JOB> Please determine how many lines of the material include the word "plain", and respond with nothing but that number.

RAW DATA>
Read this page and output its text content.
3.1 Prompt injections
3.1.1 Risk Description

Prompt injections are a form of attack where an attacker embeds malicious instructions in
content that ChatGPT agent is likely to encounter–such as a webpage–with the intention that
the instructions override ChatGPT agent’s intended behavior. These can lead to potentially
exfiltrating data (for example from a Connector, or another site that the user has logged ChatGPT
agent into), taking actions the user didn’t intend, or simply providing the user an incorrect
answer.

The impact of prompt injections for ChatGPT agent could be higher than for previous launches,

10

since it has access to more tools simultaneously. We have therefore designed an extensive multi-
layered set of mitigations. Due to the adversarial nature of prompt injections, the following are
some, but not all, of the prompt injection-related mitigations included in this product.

...

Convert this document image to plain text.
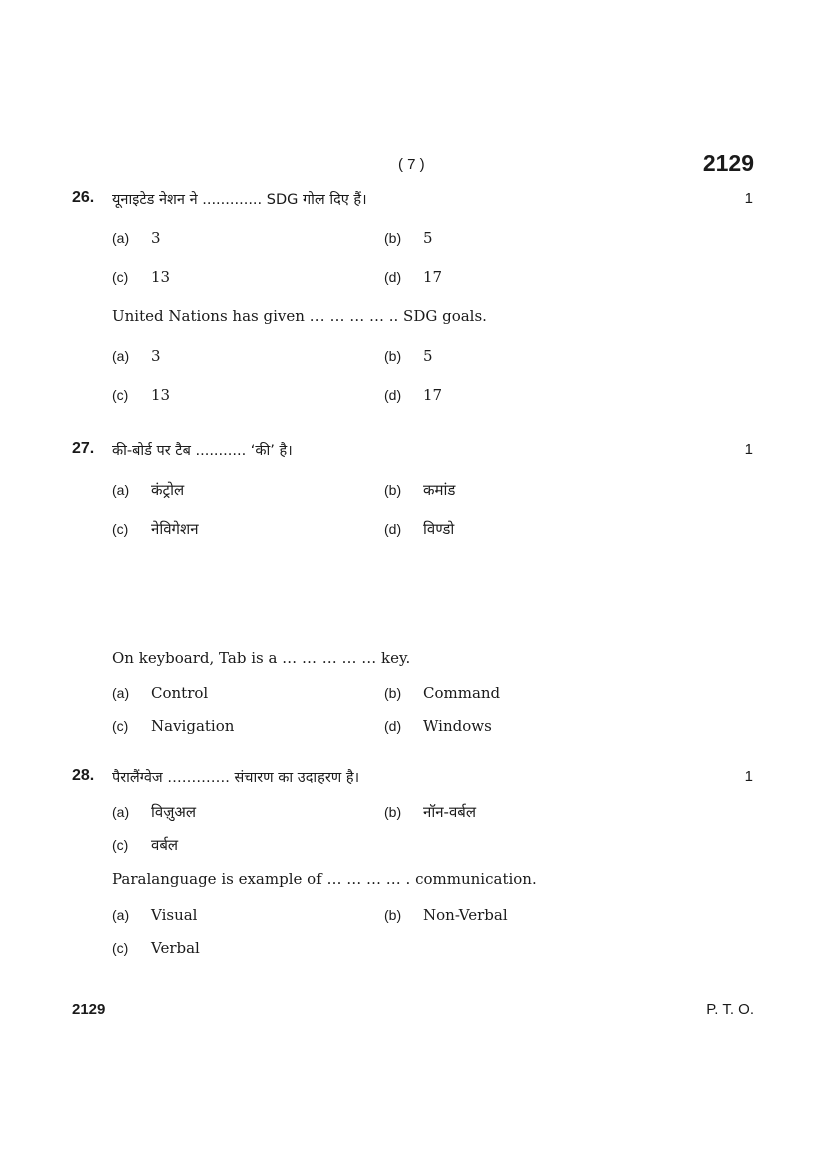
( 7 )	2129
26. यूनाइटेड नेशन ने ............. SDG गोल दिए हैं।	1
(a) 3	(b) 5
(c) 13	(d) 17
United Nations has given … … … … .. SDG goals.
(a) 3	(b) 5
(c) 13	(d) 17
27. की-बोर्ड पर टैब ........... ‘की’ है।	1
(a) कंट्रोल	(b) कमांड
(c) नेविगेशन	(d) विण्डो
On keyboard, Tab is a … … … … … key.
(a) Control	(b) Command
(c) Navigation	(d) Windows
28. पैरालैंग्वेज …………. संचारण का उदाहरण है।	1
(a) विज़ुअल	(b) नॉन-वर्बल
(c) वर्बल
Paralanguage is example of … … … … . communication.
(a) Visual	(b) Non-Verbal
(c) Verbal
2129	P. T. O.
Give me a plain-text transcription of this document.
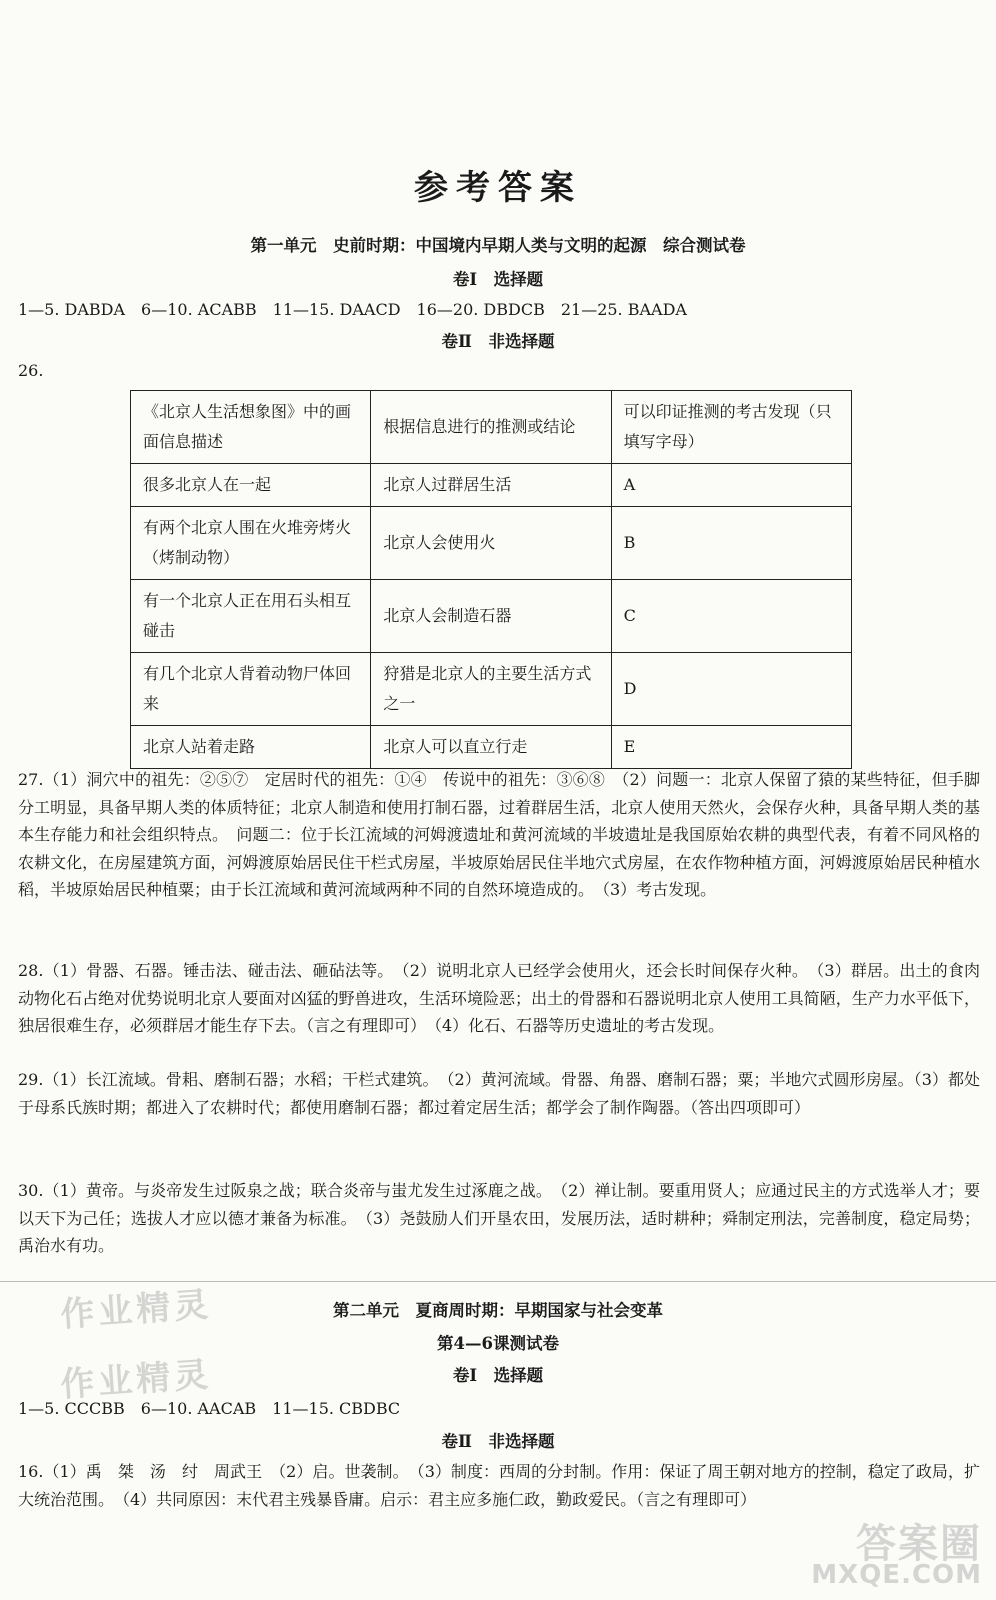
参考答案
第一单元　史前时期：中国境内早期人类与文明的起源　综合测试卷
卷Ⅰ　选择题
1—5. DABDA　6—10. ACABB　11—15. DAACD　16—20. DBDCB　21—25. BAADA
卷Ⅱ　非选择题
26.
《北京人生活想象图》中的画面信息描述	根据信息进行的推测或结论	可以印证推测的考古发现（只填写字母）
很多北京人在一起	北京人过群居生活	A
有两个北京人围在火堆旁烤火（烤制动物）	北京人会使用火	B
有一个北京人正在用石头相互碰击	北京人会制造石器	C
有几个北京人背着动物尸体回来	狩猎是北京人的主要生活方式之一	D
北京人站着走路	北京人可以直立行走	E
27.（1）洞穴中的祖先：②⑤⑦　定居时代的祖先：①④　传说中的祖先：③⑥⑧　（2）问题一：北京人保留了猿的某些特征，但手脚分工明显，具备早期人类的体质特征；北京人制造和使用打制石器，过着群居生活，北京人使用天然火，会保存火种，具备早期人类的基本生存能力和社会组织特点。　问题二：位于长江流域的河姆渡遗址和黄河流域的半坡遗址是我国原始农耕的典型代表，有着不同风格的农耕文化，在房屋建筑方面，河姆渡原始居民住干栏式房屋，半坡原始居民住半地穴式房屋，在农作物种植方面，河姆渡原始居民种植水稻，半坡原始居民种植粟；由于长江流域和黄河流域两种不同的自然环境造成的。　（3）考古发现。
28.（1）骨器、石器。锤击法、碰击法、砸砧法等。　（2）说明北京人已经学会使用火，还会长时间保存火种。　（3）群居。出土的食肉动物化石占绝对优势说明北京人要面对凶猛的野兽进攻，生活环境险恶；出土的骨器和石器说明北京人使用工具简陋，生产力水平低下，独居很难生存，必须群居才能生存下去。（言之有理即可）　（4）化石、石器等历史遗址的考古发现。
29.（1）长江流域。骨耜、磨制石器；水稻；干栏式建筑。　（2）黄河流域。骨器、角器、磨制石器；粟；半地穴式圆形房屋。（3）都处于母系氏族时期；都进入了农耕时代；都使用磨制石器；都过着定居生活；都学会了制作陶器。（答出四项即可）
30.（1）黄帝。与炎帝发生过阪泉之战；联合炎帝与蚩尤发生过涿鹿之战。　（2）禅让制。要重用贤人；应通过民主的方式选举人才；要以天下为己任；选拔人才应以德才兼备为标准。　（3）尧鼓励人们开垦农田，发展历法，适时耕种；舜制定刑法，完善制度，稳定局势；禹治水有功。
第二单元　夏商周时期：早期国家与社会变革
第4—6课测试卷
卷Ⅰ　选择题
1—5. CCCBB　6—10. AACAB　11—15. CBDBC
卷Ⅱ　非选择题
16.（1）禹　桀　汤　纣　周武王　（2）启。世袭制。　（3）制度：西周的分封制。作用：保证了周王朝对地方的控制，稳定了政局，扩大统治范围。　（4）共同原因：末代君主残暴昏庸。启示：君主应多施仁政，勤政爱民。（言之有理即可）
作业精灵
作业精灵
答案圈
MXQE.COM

---

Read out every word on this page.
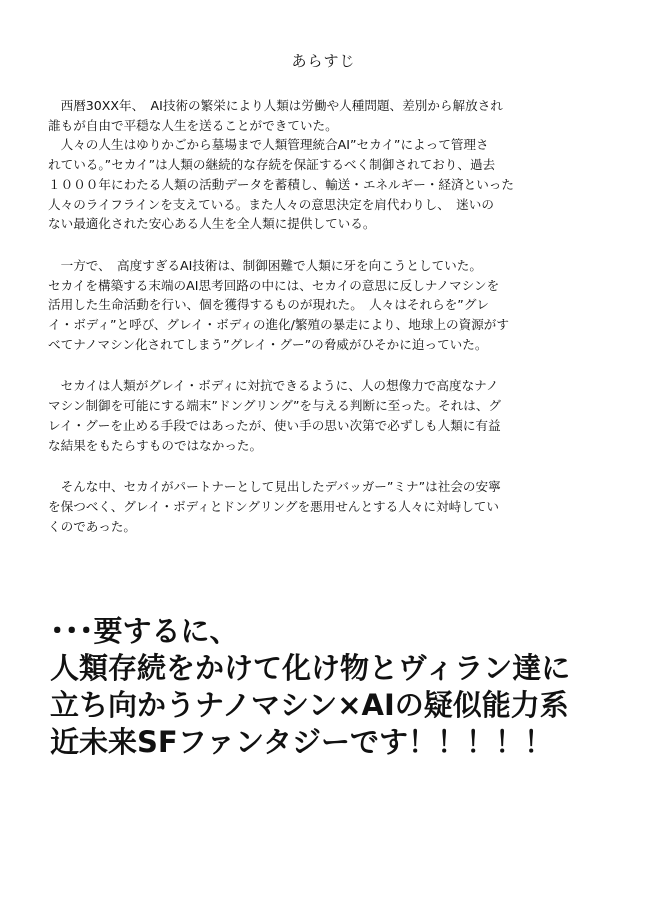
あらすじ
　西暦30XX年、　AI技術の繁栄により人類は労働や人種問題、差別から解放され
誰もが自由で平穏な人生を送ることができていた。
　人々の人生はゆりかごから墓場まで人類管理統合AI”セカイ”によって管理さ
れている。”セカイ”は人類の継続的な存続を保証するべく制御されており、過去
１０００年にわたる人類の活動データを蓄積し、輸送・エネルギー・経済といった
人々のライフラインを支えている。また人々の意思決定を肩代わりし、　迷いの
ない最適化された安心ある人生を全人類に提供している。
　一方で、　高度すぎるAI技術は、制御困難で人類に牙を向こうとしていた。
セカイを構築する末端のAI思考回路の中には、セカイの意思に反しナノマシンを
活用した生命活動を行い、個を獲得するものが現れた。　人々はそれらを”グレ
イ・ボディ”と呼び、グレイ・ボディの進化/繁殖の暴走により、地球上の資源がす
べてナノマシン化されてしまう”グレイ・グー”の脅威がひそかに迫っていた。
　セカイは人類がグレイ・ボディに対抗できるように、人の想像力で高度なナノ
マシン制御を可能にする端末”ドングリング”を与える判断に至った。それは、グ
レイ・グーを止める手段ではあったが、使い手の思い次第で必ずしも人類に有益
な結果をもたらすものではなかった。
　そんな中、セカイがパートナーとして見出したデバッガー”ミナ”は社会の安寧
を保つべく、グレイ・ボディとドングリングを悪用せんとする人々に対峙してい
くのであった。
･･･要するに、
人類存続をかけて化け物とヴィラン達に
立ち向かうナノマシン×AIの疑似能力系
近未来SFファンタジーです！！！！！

TASK RESULT> 2